Records for this exercise:
────

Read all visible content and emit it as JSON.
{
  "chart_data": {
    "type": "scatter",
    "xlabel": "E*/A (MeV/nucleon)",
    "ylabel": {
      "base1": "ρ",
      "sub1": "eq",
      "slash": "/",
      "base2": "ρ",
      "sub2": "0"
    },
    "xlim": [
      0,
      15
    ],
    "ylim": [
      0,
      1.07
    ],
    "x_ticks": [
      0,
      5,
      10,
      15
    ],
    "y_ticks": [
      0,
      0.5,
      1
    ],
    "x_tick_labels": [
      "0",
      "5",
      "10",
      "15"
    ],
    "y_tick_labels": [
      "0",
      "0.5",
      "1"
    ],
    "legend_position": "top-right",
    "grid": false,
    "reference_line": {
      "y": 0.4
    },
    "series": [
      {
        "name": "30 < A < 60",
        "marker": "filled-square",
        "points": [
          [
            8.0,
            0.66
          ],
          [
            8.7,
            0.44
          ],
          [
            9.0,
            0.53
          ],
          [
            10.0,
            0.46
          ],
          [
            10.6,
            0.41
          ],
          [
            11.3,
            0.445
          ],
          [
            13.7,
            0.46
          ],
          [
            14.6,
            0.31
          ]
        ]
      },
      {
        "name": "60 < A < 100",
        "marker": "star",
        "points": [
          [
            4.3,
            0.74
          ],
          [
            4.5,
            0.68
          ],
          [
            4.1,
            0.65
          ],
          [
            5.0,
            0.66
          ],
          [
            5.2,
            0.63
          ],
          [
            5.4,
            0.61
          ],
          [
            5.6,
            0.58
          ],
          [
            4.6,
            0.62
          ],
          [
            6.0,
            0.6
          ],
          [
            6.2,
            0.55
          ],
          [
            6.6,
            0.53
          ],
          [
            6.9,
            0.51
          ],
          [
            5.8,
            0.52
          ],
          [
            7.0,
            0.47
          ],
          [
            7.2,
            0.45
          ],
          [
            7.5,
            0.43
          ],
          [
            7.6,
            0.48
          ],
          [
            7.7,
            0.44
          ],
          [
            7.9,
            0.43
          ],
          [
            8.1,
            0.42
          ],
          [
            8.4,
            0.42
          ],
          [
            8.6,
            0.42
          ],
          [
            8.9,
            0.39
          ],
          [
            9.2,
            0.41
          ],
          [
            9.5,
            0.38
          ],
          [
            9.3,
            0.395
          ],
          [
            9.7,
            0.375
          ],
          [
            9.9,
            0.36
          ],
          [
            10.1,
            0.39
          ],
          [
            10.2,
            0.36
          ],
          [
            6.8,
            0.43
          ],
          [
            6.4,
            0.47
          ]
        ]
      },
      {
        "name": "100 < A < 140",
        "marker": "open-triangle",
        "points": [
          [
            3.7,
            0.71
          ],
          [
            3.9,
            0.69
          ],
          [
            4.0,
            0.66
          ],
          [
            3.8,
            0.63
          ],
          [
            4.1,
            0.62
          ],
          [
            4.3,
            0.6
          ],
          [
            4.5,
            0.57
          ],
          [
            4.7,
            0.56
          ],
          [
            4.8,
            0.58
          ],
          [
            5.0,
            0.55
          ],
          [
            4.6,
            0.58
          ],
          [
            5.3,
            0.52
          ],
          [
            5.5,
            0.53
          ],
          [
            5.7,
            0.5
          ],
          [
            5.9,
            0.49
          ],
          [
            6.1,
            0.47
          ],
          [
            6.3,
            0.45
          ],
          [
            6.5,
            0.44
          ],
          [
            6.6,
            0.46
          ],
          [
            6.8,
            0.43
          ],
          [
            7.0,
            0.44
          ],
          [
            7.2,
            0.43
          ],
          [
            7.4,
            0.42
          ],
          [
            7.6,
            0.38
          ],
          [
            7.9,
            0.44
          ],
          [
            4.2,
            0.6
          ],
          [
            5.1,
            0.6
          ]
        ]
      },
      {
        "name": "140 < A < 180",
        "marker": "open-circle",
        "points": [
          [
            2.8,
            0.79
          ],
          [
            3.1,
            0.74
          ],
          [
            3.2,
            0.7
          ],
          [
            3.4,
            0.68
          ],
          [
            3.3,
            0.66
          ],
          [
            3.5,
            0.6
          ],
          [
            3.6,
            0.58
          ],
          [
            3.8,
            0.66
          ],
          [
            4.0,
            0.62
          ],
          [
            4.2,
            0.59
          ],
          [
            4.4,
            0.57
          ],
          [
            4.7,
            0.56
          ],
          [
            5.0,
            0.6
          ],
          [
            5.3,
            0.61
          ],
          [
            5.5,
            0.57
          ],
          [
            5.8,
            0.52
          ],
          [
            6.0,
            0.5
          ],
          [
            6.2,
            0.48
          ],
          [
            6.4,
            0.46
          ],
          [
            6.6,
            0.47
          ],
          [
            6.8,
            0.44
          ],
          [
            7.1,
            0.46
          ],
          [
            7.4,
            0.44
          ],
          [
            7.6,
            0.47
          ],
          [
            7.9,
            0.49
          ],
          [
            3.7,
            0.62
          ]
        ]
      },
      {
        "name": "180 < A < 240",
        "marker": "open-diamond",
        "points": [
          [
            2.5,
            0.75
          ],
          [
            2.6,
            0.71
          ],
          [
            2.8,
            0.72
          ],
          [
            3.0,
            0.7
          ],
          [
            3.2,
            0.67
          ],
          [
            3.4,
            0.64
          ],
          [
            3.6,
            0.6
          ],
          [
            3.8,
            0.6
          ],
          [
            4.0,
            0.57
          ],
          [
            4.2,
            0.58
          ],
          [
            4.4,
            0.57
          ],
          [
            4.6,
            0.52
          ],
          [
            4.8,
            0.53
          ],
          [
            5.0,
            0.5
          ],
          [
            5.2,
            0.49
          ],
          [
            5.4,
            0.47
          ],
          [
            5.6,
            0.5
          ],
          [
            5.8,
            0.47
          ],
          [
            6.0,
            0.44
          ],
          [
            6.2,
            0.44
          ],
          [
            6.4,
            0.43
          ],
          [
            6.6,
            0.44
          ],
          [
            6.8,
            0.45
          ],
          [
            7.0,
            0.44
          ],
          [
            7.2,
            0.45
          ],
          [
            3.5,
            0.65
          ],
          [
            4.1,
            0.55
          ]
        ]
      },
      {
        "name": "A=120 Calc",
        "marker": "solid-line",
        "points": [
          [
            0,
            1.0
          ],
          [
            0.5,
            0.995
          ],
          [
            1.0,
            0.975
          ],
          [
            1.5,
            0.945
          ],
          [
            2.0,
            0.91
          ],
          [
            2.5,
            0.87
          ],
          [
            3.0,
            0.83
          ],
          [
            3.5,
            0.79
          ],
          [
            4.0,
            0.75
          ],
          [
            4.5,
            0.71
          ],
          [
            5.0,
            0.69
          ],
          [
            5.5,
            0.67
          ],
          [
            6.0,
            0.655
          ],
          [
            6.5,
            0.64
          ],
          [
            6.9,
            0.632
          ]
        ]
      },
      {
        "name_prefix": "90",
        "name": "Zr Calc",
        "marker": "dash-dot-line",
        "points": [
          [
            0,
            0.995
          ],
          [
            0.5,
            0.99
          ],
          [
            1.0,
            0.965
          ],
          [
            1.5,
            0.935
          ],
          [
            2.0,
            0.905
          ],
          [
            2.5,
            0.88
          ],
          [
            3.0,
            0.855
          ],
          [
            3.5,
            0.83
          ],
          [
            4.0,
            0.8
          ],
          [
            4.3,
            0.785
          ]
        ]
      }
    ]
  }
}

────

Goal of the exercise: Extract each line of the listing above, copying it word for word.

Task output:
Read all visible content and emit it as JSON.
{
  "chart_data": {
    "type": "scatter",
    "xlabel": "E*/A (MeV/nucleon)",
    "ylabel": {
      "base1": "ρ",
      "sub1": "eq",
      "slash": "/",
      "base2": "ρ",
      "sub2": "0"
    },
    "xlim": [
      0,
      15
    ],
    "ylim": [
      0,
      1.07
    ],
    "x_ticks": [
      0,
      5,
      10,
      15
    ],
    "y_ticks": [
      0,
      0.5,
      1
    ],
    "x_tick_labels": [
      "0",
      "5",
      "10",
      "15"
    ],
    "y_tick_labels": [
      "0",
      "0.5",
      "1"
    ],
    "legend_position": "top-right",
    "grid": false,
    "reference_line": {
      "y": 0.4
    },
    "series": [
      {
        "name": "30 < A < 60",
        "marker": "filled-square",
        "points": [
          [
            8.0,
            0.66
          ],
          [
            8.7,
            0.44
          ],
          [
            9.0,
            0.53
          ],
          [
            10.0,
            0.46
          ],
          [
            10.6,
            0.41
          ],
          [
            11.3,
            0.445
          ],
          [
            13.7,
            0.46
          ],
          [
            14.6,
            0.31
          ]
        ]
      },
      {
        "name": "60 < A < 100",
        "marker": "star",
        "points": [
          [
            4.3,
            0.74
          ],
          [
            4.5,
            0.68
          ],
          [
            4.1,
            0.65
          ],
          [
            5.0,
            0.66
          ],
          [
            5.2,
            0.63
          ],
          [
            5.4,
            0.61
          ],
          [
            5.6,
            0.58
          ],
          [
            4.6,
            0.62
          ],
          [
            6.0,
            0.6
          ],
          [
            6.2,
            0.55
          ],
          [
            6.6,
            0.53
          ],
          [
            6.9,
            0.51
          ],
          [
            5.8,
            0.52
          ],
          [
            7.0,
            0.47
          ],
          [
            7.2,
            0.45
          ],
          [
            7.5,
            0.43
          ],
          [
            7.6,
            0.48
          ],
          [
            7.7,
            0.44
          ],
          [
            7.9,
            0.43
          ],
          [
            8.1,
            0.42
          ],
          [
            8.4,
            0.42
          ],
          [
            8.6,
            0.42
          ],
          [
            8.9,
            0.39
          ],
          [
            9.2,
            0.41
          ],
          [
            9.5,
            0.38
          ],
          [
            9.3,
            0.395
          ],
          [
            9.7,
            0.375
          ],
          [
            9.9,
            0.36
          ],
          [
            10.1,
            0.39
          ],
          [
            10.2,
            0.36
          ],
          [
            6.8,
            0.43
          ],
          [
            6.4,
            0.47
          ]
        ]
      },
      {
        "name": "100 < A < 140",
        "marker": "open-triangle",
        "points": [
          [
            3.7,
            0.71
          ],
          [
            3.9,
            0.69
          ],
          [
            4.0,
            0.66
          ],
          [
            3.8,
            0.63
          ],
          [
            4.1,
            0.62
          ],
          [
            4.3,
            0.6
          ],
          [
            4.5,
            0.57
          ],
          [
            4.7,
            0.56
          ],
          [
            4.8,
            0.58
          ],
          [
            5.0,
            0.55
          ],
          [
            4.6,
            0.58
          ],
          [
            5.3,
            0.52
          ],
          [
            5.5,
            0.53
          ],
          [
            5.7,
            0.5
          ],
          [
            5.9,
            0.49
          ],
          [
            6.1,
            0.47
          ],
          [
            6.3,
            0.45
          ],
          [
            6.5,
            0.44
          ],
          [
            6.6,
            0.46
          ],
          [
            6.8,
            0.43
          ],
          [
            7.0,
            0.44
          ],
          [
            7.2,
            0.43
          ],
          [
            7.4,
            0.42
          ],
          [
            7.6,
            0.38
          ],
          [
            7.9,
            0.44
          ],
          [
            4.2,
            0.6
          ],
          [
            5.1,
            0.6
          ]
        ]
      },
      {
        "name": "140 < A < 180",
        "marker": "open-circle",
        "points": [
          [
            2.8,
            0.79
          ],
          [
            3.1,
            0.74
          ],
          [
            3.2,
            0.7
          ],
          [
            3.4,
            0.68
          ],
          [
            3.3,
            0.66
          ],
          [
            3.5,
            0.6
          ],
          [
            3.6,
            0.58
          ],
          [
            3.8,
            0.66
          ],
          [
            4.0,
            0.62
          ],
          [
            4.2,
            0.59
          ],
          [
            4.4,
            0.57
          ],
          [
            4.7,
            0.56
          ],
          [
            5.0,
            0.6
          ],
          [
            5.3,
            0.61
          ],
          [
            5.5,
            0.57
          ],
          [
            5.8,
            0.52
          ],
          [
            6.0,
            0.5
          ],
          [
            6.2,
            0.48
          ],
          [
            6.4,
            0.46
          ],
          [
            6.6,
            0.47
          ],
          [
            6.8,
            0.44
          ],
          [
            7.1,
            0.46
          ],
          [
            7.4,
            0.44
          ],
          [
            7.6,
            0.47
          ],
          [
            7.9,
            0.49
          ],
          [
            3.7,
            0.62
          ]
        ]
      },
      {
        "name": "180 < A < 240",
        "marker": "open-diamond",
        "points": [
          [
            2.5,
            0.75
          ],
          [
            2.6,
            0.71
          ],
          [
            2.8,
            0.72
          ],
          [
            3.0,
            0.7
          ],
          [
            3.2,
            0.67
          ],
          [
            3.4,
            0.64
          ],
          [
            3.6,
            0.6
          ],
          [
            3.8,
            0.6
          ],
          [
            4.0,
            0.57
          ],
          [
            4.2,
            0.58
          ],
          [
            4.4,
            0.57
          ],
          [
            4.6,
            0.52
          ],
          [
            4.8,
            0.53
          ],
          [
            5.0,
            0.5
          ],
          [
            5.2,
            0.49
          ],
          [
            5.4,
            0.47
          ],
          [
            5.6,
            0.5
          ],
          [
            5.8,
            0.47
          ],
          [
            6.0,
            0.44
          ],
          [
            6.2,
            0.44
          ],
          [
            6.4,
            0.43
          ],
          [
            6.6,
            0.44
          ],
          [
            6.8,
            0.45
          ],
          [
            7.0,
            0.44
          ],
          [
            7.2,
            0.45
          ],
          [
            3.5,
            0.65
          ],
          [
            4.1,
            0.55
          ]
        ]
      },
      {
        "name": "A=120 Calc",
        "marker": "solid-line",
        "points": [
          [
            0,
            1.0
          ],
          [
            0.5,
            0.995
          ],
          [
            1.0,
            0.975
          ],
          [
            1.5,
            0.945
          ],
          [
            2.0,
            0.91
          ],
          [
            2.5,
            0.87
          ],
          [
            3.0,
            0.83
          ],
          [
            3.5,
            0.79
          ],
          [
            4.0,
            0.75
          ],
          [
            4.5,
            0.71
          ],
          [
            5.0,
            0.69
          ],
          [
            5.5,
            0.67
          ],
          [
            6.0,
            0.655
          ],
          [
            6.5,
            0.64
          ],
          [
            6.9,
            0.632
          ]
        ]
      },
      {
        "name_prefix": "90",
        "name": "Zr Calc",
        "marker": "dash-dot-line",
        "points": [
          [
            0,
            0.995
          ],
          [
            0.5,
            0.99
          ],
          [
            1.0,
            0.965
          ],
          [
            1.5,
            0.935
          ],
          [
            2.0,
            0.905
          ],
          [
            2.5,
            0.88
          ],
          [
            3.0,
            0.855
          ],
          [
            3.5,
            0.83
          ],
          [
            4.0,
            0.8
          ],
          [
            4.3,
            0.785
          ]
        ]
      }
    ]
  }
}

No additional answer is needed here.